## [Directions for this task]
For the word "iLab", report how many lines of the records below contain it, and nothing more.

"""

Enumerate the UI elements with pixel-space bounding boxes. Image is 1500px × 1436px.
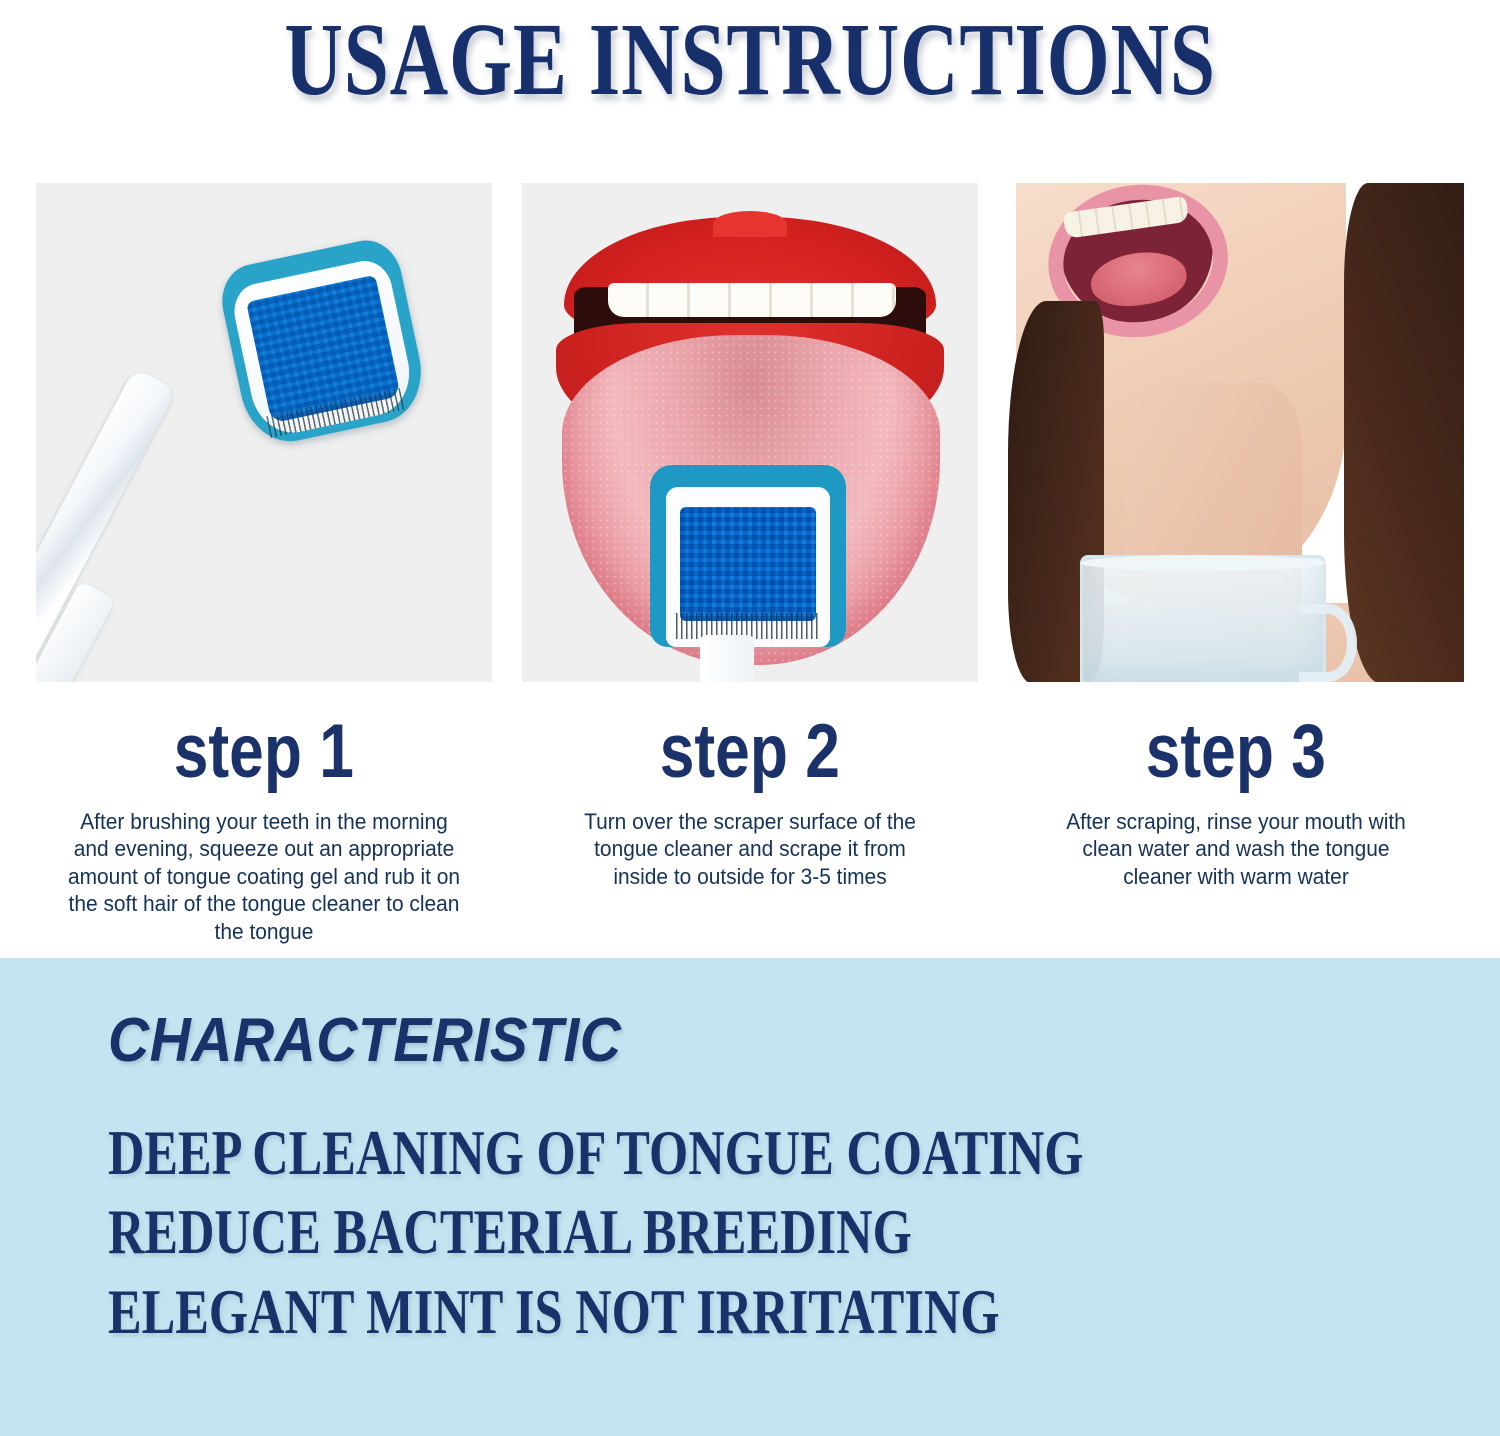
scraper-silicone-pad <box>680 507 816 621</box>
woman-hair-right <box>1344 183 1464 682</box>
feature-line: DEEP CLEANING OF TONGUE COATING <box>108 1114 1222 1193</box>
step-3-description: After scraping, rinse your mouth with cl… <box>1050 808 1422 890</box>
cleaner-head <box>215 234 431 450</box>
step-3-label: step 3 <box>1146 714 1326 790</box>
steps-section: step 1 After brushing your teeth in the … <box>0 120 1500 945</box>
woman-rinsing-image <box>1008 183 1464 682</box>
step-card-2: step 2 Turn over the scraper surface of … <box>522 183 978 890</box>
scraper-handle <box>700 635 754 682</box>
step-1-description: After brushing your teeth in the morning… <box>64 808 464 945</box>
step-1-label: step 1 <box>174 714 354 790</box>
characteristic-feature-list: DEEP CLEANING OF TONGUE COATING REDUCE B… <box>108 1114 1500 1352</box>
characteristic-title: CHARACTERISTIC <box>108 1010 1389 1072</box>
tongue-cleaner-product-image <box>36 183 492 682</box>
header-banner: USAGE INSTRUCTIONS <box>0 0 1500 120</box>
scraper-head <box>650 465 846 647</box>
step-2-label: step 2 <box>660 714 840 790</box>
step-3-photo <box>1008 183 1464 682</box>
characteristic-section: CHARACTERISTIC DEEP CLEANING OF TONGUE C… <box>0 958 1500 1436</box>
step-2-description: Turn over the scraper surface of the ton… <box>564 808 936 890</box>
page-title: USAGE INSTRUCTIONS <box>284 8 1215 112</box>
step-card-1: step 1 After brushing your teeth in the … <box>36 183 492 945</box>
step-1-photo <box>36 183 492 682</box>
feature-line: ELEGANT MINT IS NOT IRRITATING <box>108 1273 1222 1352</box>
upper-teeth <box>608 283 896 317</box>
water-glass <box>1080 555 1326 682</box>
feature-line: REDUCE BACTERIAL BREEDING <box>108 1193 1222 1272</box>
glass-handle <box>1299 604 1357 682</box>
step-2-photo <box>522 183 978 682</box>
tongue-cleaner-on-tongue-image <box>522 183 978 682</box>
step-card-3: step 3 After scraping, rinse your mouth … <box>1008 183 1464 890</box>
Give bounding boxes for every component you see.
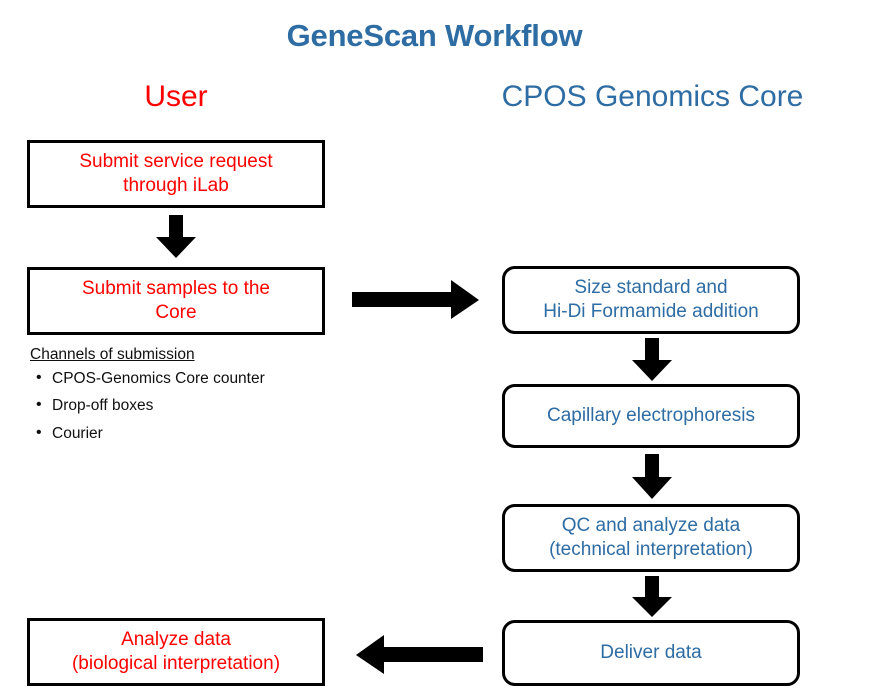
box-capillary-electrophoresis-label: Capillary electrophoresis [537,404,765,428]
box-qc-analyze-data-label: QC and analyze data (technical interpret… [539,514,763,562]
column-heading-user: User [27,80,325,114]
box-capillary-electrophoresis[interactable]: Capillary electrophoresis [502,384,800,448]
list-item: Courier [30,422,330,445]
box-submit-samples-to-core-label: Submit samples to the Core [72,277,280,325]
box-analyze-data-biological[interactable]: Analyze data (biological interpretation) [27,618,325,686]
box-analyze-data-biological-label: Analyze data (biological interpretation) [62,628,290,676]
box-qc-analyze-data-technical[interactable]: QC and analyze data (technical interpret… [502,504,800,572]
channels-of-submission: Channels of submission CPOS-Genomics Cor… [30,346,330,449]
workflow-diagram: GeneScan Workflow User CPOS Genomics Cor… [0,0,869,694]
list-item: Drop-off boxes [30,394,330,417]
box-submit-service-request-label: Submit service request through iLab [69,150,282,198]
arrow-down-icon [631,338,673,382]
channels-of-submission-list: CPOS-Genomics Core counter Drop-off boxe… [30,367,330,445]
box-submit-service-request[interactable]: Submit service request through iLab [27,140,325,208]
channels-of-submission-title: Channels of submission [30,346,330,364]
box-submit-samples-to-core[interactable]: Submit samples to the Core [27,267,325,335]
box-deliver-data[interactable]: Deliver data [502,620,800,686]
box-size-standard-hidi-formamide[interactable]: Size standard and Hi-Di Formamide additi… [502,266,800,334]
arrow-right-icon [352,280,480,320]
arrow-down-icon [631,454,673,500]
box-size-standard-label: Size standard and Hi-Di Formamide additi… [533,276,768,324]
page-title: GeneScan Workflow [0,18,869,54]
list-item: CPOS-Genomics Core counter [30,367,330,390]
arrow-down-icon [631,576,673,618]
box-deliver-data-label: Deliver data [590,641,711,665]
column-heading-cpos-genomics-core: CPOS Genomics Core [480,80,825,114]
arrow-down-icon [155,215,197,259]
arrow-left-icon [355,635,483,675]
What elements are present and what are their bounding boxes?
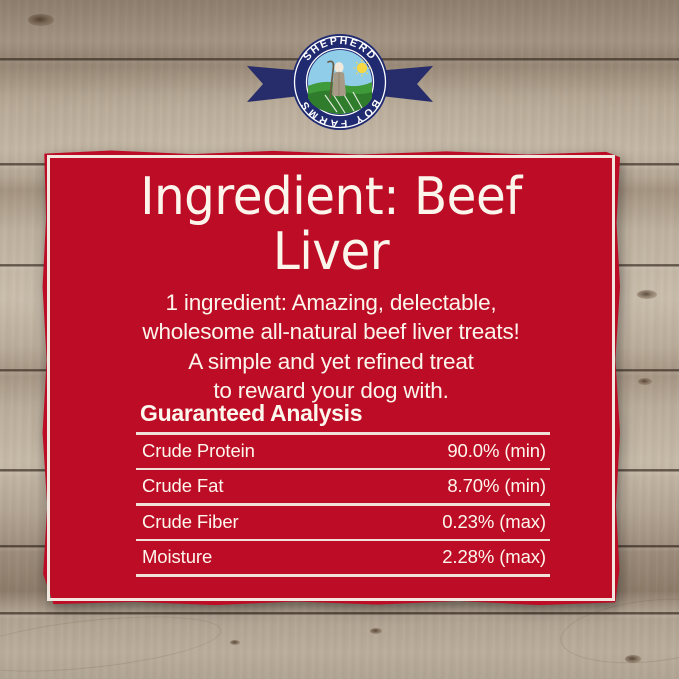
analysis-value: 0.23% (max) — [442, 511, 546, 533]
table-rule — [136, 539, 550, 542]
analysis-label: Crude Fiber — [142, 511, 239, 533]
description-line-3: A simple and yet refined treat — [68, 347, 594, 376]
shepherd-boy-farms-logo-svg: SHEPHERD BOY FARMS — [225, 32, 455, 132]
description-line-2: wholesome all-natural beef liver treats! — [68, 317, 594, 346]
table-row: Crude Protein 90.0% (min) — [136, 435, 550, 468]
product-label-image: SHEPHERD BOY FARMS Ingredient: Beef Live… — [0, 0, 679, 679]
table-row: Crude Fiber 0.23% (max) — [136, 506, 550, 539]
sun-icon — [356, 63, 366, 73]
analysis-label: Crude Fat — [142, 475, 223, 497]
analysis-heading: Guaranteed Analysis — [140, 400, 550, 427]
table-rule — [136, 468, 550, 471]
analysis-value: 8.70% (min) — [447, 475, 546, 497]
table-row: Crude Fat 8.70% (min) — [136, 470, 550, 503]
brand-logo: SHEPHERD BOY FARMS — [0, 32, 679, 132]
description-line-1: 1 ingredient: Amazing, delectable, — [68, 288, 594, 317]
table-row: Moisture 2.28% (max) — [136, 541, 550, 574]
page-title: Ingredient: Beef Liver — [86, 150, 575, 280]
guaranteed-analysis-table: Guaranteed Analysis Crude Protein 90.0% … — [136, 400, 550, 577]
red-label-card: Ingredient: Beef Liver 1 ingredient: Ama… — [42, 150, 620, 606]
analysis-label: Crude Protein — [142, 440, 255, 462]
table-rule — [136, 574, 550, 577]
table-rule — [136, 503, 550, 506]
product-description: 1 ingredient: Amazing, delectable, whole… — [68, 288, 594, 405]
analysis-value: 90.0% (min) — [447, 440, 546, 462]
table-rule — [136, 432, 550, 435]
analysis-label: Moisture — [142, 546, 212, 568]
analysis-value: 2.28% (max) — [442, 546, 546, 568]
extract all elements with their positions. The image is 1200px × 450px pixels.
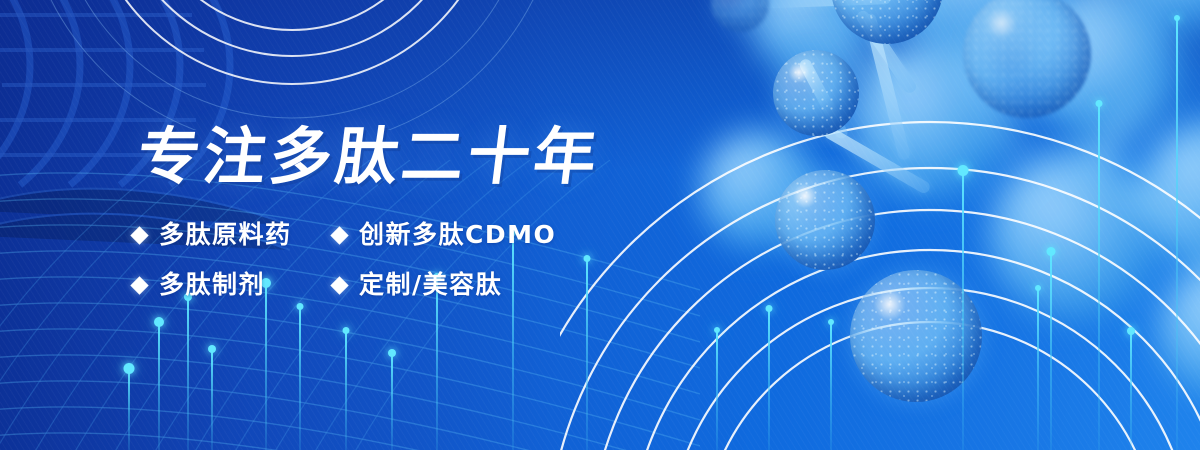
- feature-row-2: 多肽制剂 定制/美容肽: [133, 270, 603, 300]
- diamond-icon: [330, 276, 348, 294]
- feature-label: 多肽制剂: [159, 270, 265, 300]
- feature-label: 定制/美容肽: [359, 270, 502, 300]
- peptide-banner: 专注多肽二十年 多肽原料药 创新多肽CDMO 多肽制剂: [0, 0, 1200, 450]
- diamond-icon: [330, 226, 348, 244]
- feature-row-1: 多肽原料药 创新多肽CDMO: [133, 220, 603, 250]
- feature-item-custom[interactable]: 定制/美容肽: [333, 270, 502, 300]
- page-title: 专注多肽二十年: [134, 122, 605, 192]
- feature-item-api[interactable]: 多肽原料药: [133, 220, 333, 250]
- diamond-icon: [130, 226, 148, 244]
- feature-item-formulation[interactable]: 多肽制剂: [133, 270, 333, 300]
- feature-list: 多肽原料药 创新多肽CDMO 多肽制剂 定制/美容肽: [133, 220, 603, 320]
- feature-label: 创新多肽CDMO: [359, 220, 556, 250]
- diamond-icon: [130, 276, 148, 294]
- feature-item-cdmo[interactable]: 创新多肽CDMO: [333, 220, 556, 250]
- banner-content: 专注多肽二十年 多肽原料药 创新多肽CDMO 多肽制剂: [0, 0, 1200, 450]
- feature-label: 多肽原料药: [159, 220, 292, 250]
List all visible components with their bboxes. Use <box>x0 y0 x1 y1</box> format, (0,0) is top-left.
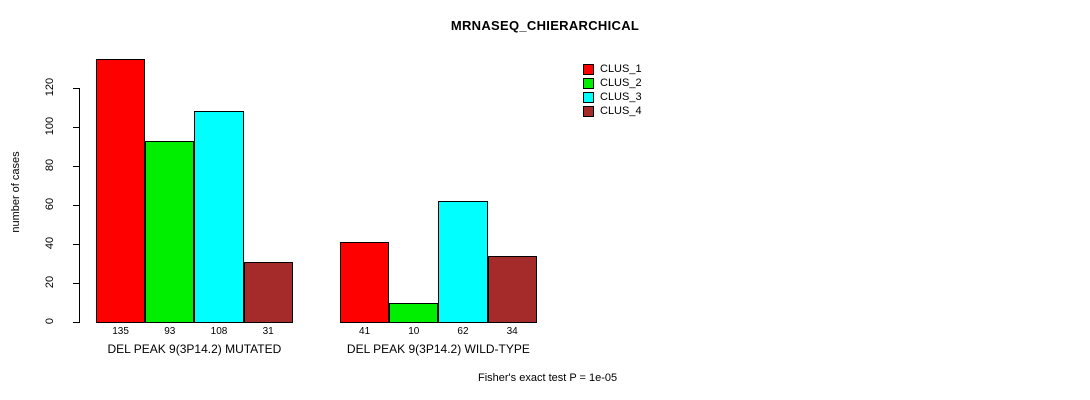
bar <box>389 303 438 324</box>
group-baseline <box>96 322 293 323</box>
legend-swatch-icon <box>583 64 594 75</box>
statistical-annotation: Fisher's exact test P = 1e-05 <box>478 372 617 384</box>
bar <box>488 256 537 323</box>
bar <box>145 141 194 323</box>
legend-swatch-icon <box>583 92 594 103</box>
bar-value-label: 93 <box>145 326 194 337</box>
legend-item: CLUS_2 <box>583 76 642 90</box>
bar <box>438 201 487 323</box>
bar <box>194 111 243 323</box>
bar <box>340 242 389 323</box>
legend-item-label: CLUS_3 <box>600 92 642 103</box>
bar-value-label: 31 <box>244 326 293 337</box>
bar <box>244 262 293 323</box>
group-baseline <box>340 322 537 323</box>
bar-value-label: 10 <box>389 326 438 337</box>
bar-chart-plot: MRNASEQ_CHIERARCHICAL number of cases 02… <box>0 0 1090 400</box>
bar-value-label: 108 <box>194 326 243 337</box>
legend-item-label: CLUS_4 <box>600 106 642 117</box>
legend-item: CLUS_3 <box>583 90 642 104</box>
legend-swatch-icon <box>583 106 594 117</box>
legend-item-label: CLUS_2 <box>600 78 642 89</box>
bar-value-label: 34 <box>488 326 537 337</box>
legend-item-label: CLUS_1 <box>600 64 642 75</box>
bar <box>96 59 145 323</box>
bars-layer <box>0 0 1090 323</box>
legend-item: CLUS_1 <box>583 62 642 76</box>
bar-value-label: 135 <box>96 326 145 337</box>
bar-value-label: 41 <box>340 326 389 337</box>
legend-swatch-icon <box>583 78 594 89</box>
legend-item: CLUS_4 <box>583 104 642 118</box>
chart-legend: CLUS_1CLUS_2CLUS_3CLUS_4 <box>583 62 642 118</box>
group-label: DEL PEAK 9(3P14.2) WILD-TYPE <box>280 342 597 356</box>
bar-value-label: 62 <box>438 326 487 337</box>
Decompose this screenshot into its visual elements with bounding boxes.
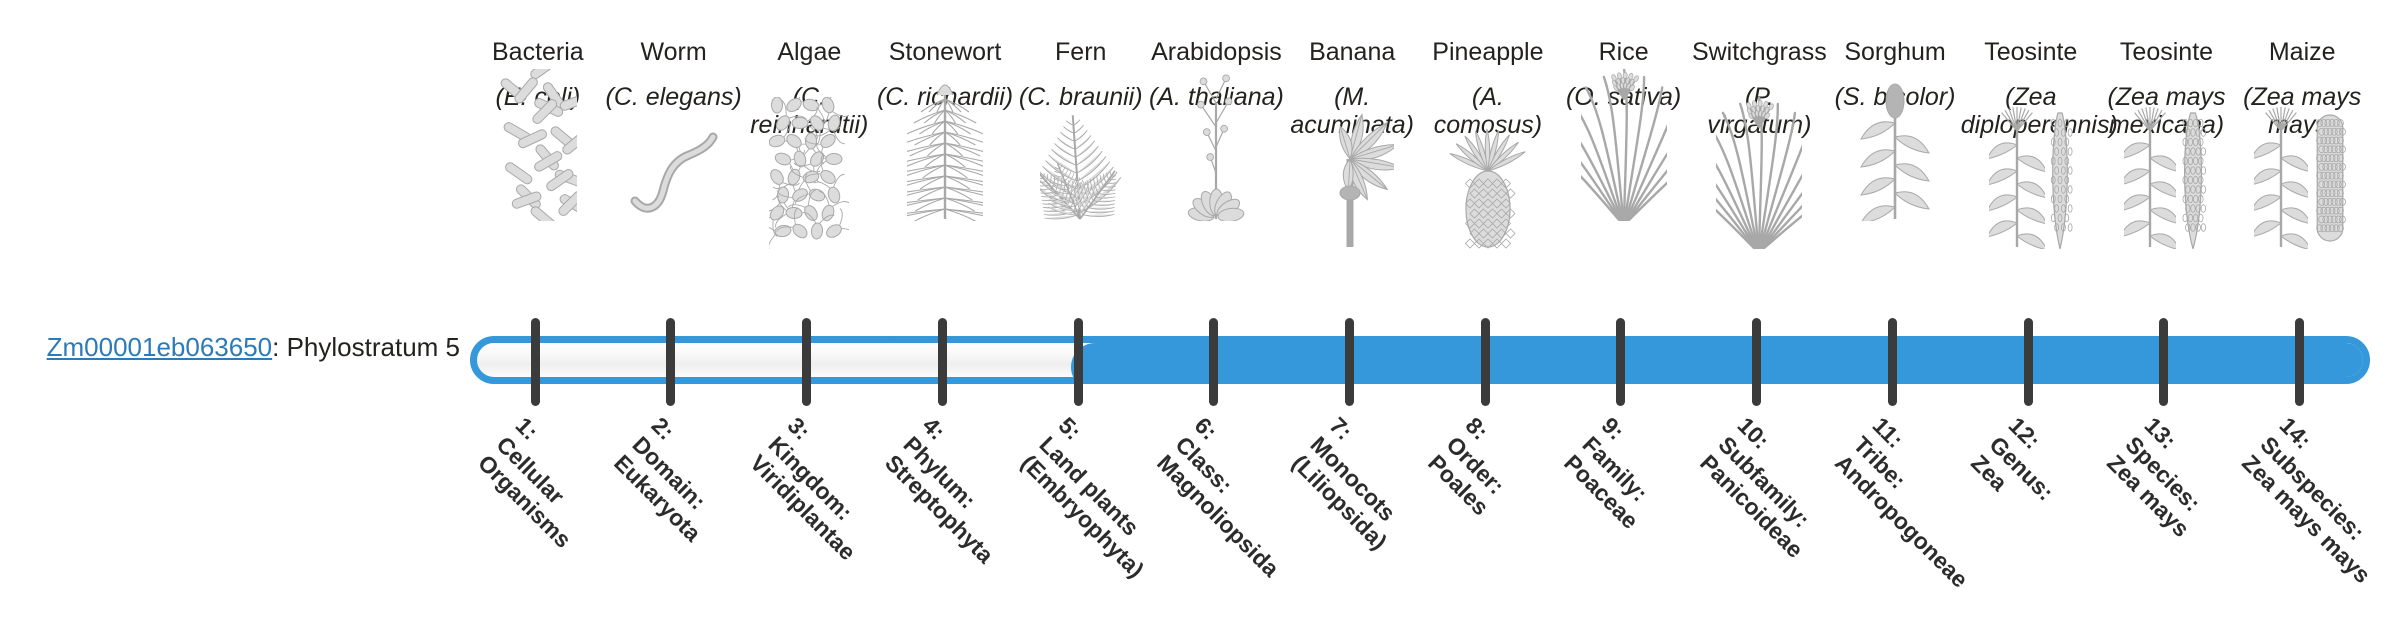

"""

## [Exercise output]
2